— START MATERIAL TO PROCESS —

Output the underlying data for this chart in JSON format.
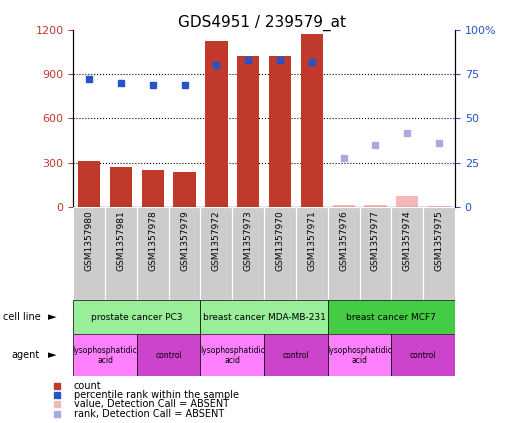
{
  "title": "GDS4951 / 239579_at",
  "samples": [
    "GSM1357980",
    "GSM1357981",
    "GSM1357978",
    "GSM1357979",
    "GSM1357972",
    "GSM1357973",
    "GSM1357970",
    "GSM1357971",
    "GSM1357976",
    "GSM1357977",
    "GSM1357974",
    "GSM1357975"
  ],
  "counts": [
    310,
    270,
    255,
    235,
    1120,
    1020,
    1020,
    1170,
    15,
    15,
    75,
    10
  ],
  "percentile_ranks": [
    72,
    70,
    69,
    69,
    80,
    83,
    83,
    82,
    null,
    null,
    null,
    null
  ],
  "absent_ranks": [
    null,
    null,
    null,
    null,
    null,
    null,
    null,
    null,
    28,
    35,
    42,
    36
  ],
  "detection_absent": [
    false,
    false,
    false,
    false,
    false,
    false,
    false,
    false,
    true,
    true,
    true,
    true
  ],
  "bar_color": "#C0392B",
  "bar_color_absent": "#F5B8B8",
  "rank_color": "#2653C7",
  "rank_color_absent": "#AAAADD",
  "cell_lines": [
    {
      "label": "prostate cancer PC3",
      "start": 0,
      "end": 4,
      "color": "#99EE99"
    },
    {
      "label": "breast cancer MDA-MB-231",
      "start": 4,
      "end": 8,
      "color": "#99EE99"
    },
    {
      "label": "breast cancer MCF7",
      "start": 8,
      "end": 12,
      "color": "#44CC44"
    }
  ],
  "agents": [
    {
      "label": "lysophosphatidic\nacid",
      "start": 0,
      "end": 2,
      "color": "#FF80FF"
    },
    {
      "label": "control",
      "start": 2,
      "end": 4,
      "color": "#CC44CC"
    },
    {
      "label": "lysophosphatidic\nacid",
      "start": 4,
      "end": 6,
      "color": "#FF80FF"
    },
    {
      "label": "control",
      "start": 6,
      "end": 8,
      "color": "#CC44CC"
    },
    {
      "label": "lysophosphatidic\nacid",
      "start": 8,
      "end": 10,
      "color": "#FF80FF"
    },
    {
      "label": "control",
      "start": 10,
      "end": 12,
      "color": "#CC44CC"
    }
  ],
  "ylim_left": [
    0,
    1200
  ],
  "ylim_right": [
    0,
    100
  ],
  "yticks_left": [
    0,
    300,
    600,
    900,
    1200
  ],
  "yticks_right": [
    0,
    25,
    50,
    75,
    100
  ],
  "background_color": "#FFFFFF",
  "xtick_bg_color": "#CCCCCC"
}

— END MATERIAL TO PROCESS —

Apart from the pictures, the entries above are to be repeated in full and exactly.

Output the underlying data for this chart in JSON format.
{
  "title": "GDS4951 / 239579_at",
  "samples": [
    "GSM1357980",
    "GSM1357981",
    "GSM1357978",
    "GSM1357979",
    "GSM1357972",
    "GSM1357973",
    "GSM1357970",
    "GSM1357971",
    "GSM1357976",
    "GSM1357977",
    "GSM1357974",
    "GSM1357975"
  ],
  "counts": [
    310,
    270,
    255,
    235,
    1120,
    1020,
    1020,
    1170,
    15,
    15,
    75,
    10
  ],
  "percentile_ranks": [
    72,
    70,
    69,
    69,
    80,
    83,
    83,
    82,
    null,
    null,
    null,
    null
  ],
  "absent_ranks": [
    null,
    null,
    null,
    null,
    null,
    null,
    null,
    null,
    28,
    35,
    42,
    36
  ],
  "detection_absent": [
    false,
    false,
    false,
    false,
    false,
    false,
    false,
    false,
    true,
    true,
    true,
    true
  ],
  "bar_color": "#C0392B",
  "bar_color_absent": "#F5B8B8",
  "rank_color": "#2653C7",
  "rank_color_absent": "#AAAADD",
  "cell_lines": [
    {
      "label": "prostate cancer PC3",
      "start": 0,
      "end": 4,
      "color": "#99EE99"
    },
    {
      "label": "breast cancer MDA-MB-231",
      "start": 4,
      "end": 8,
      "color": "#99EE99"
    },
    {
      "label": "breast cancer MCF7",
      "start": 8,
      "end": 12,
      "color": "#44CC44"
    }
  ],
  "agents": [
    {
      "label": "lysophosphatidic\nacid",
      "start": 0,
      "end": 2,
      "color": "#FF80FF"
    },
    {
      "label": "control",
      "start": 2,
      "end": 4,
      "color": "#CC44CC"
    },
    {
      "label": "lysophosphatidic\nacid",
      "start": 4,
      "end": 6,
      "color": "#FF80FF"
    },
    {
      "label": "control",
      "start": 6,
      "end": 8,
      "color": "#CC44CC"
    },
    {
      "label": "lysophosphatidic\nacid",
      "start": 8,
      "end": 10,
      "color": "#FF80FF"
    },
    {
      "label": "control",
      "start": 10,
      "end": 12,
      "color": "#CC44CC"
    }
  ],
  "ylim_left": [
    0,
    1200
  ],
  "ylim_right": [
    0,
    100
  ],
  "yticks_left": [
    0,
    300,
    600,
    900,
    1200
  ],
  "yticks_right": [
    0,
    25,
    50,
    75,
    100
  ],
  "background_color": "#FFFFFF",
  "xtick_bg_color": "#CCCCCC"
}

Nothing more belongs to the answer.